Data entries
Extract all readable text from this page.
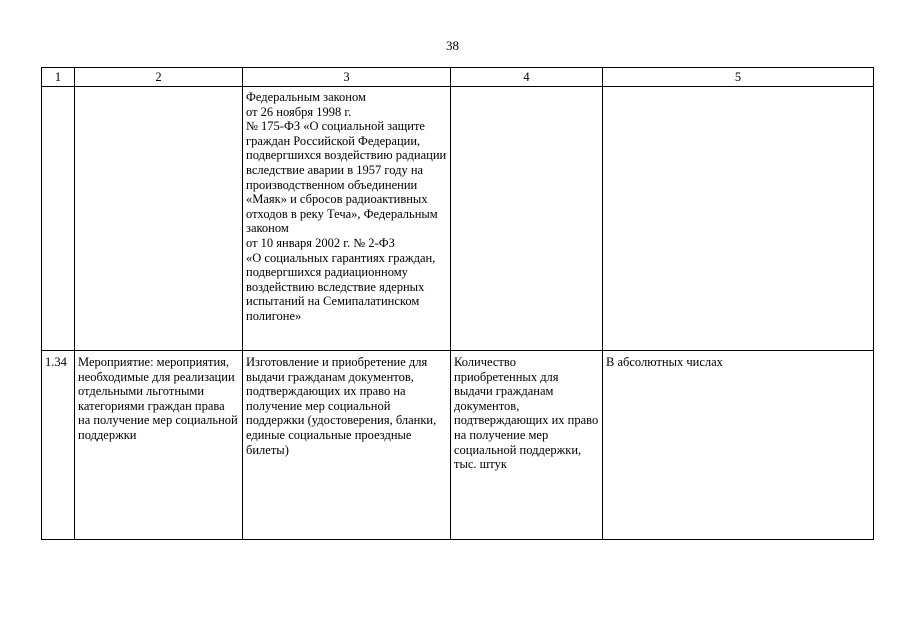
38
1	2	3	4	5
		Федеральным законом
от 26 ноября 1998 г.
№ 175-ФЗ «О социальной защите граждан Российской Федерации, подвергшихся воздействию радиации вследствие аварии в 1957 году на производственном объединении «Маяк» и сбросов радиоактивных отходов в реку Теча», Федеральным законом
от 10 января 2002 г. № 2-ФЗ
«О социальных гарантиях граждан, подвергшихся радиационному воздействию вследствие ядерных испытаний на Семипалатинском полигоне»		
1.34	Мероприятие: мероприятия, необходимые для реализации отдельными льготными категориями граждан права на получение мер социальной поддержки	Изготовление и приобретение для выдачи гражданам документов, подтверждающих их право на получение мер социальной поддержки (удостоверения, бланки, единые социальные проездные билеты)	Количество приобретенных для выдачи гражданам документов, подтверждающих их право на получение мер социальной поддержки, тыс. штук	В абсолютных числах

● Task description:
Extract every line above that contains the word "вследствие".

● Response below:
№ 175-ФЗ «О социальной защите граждан Российской Федерации, подвергшихся воздействию радиации вследствие аварии в 1957 году на производственном объединении «Маяк» и сбросов радиоактивных отходов в реку Теча», Федеральным законом
«О социальных гарантиях граждан, подвергшихся радиационному воздействию вследствие ядерных испытаний на Семипалатинском полигоне»		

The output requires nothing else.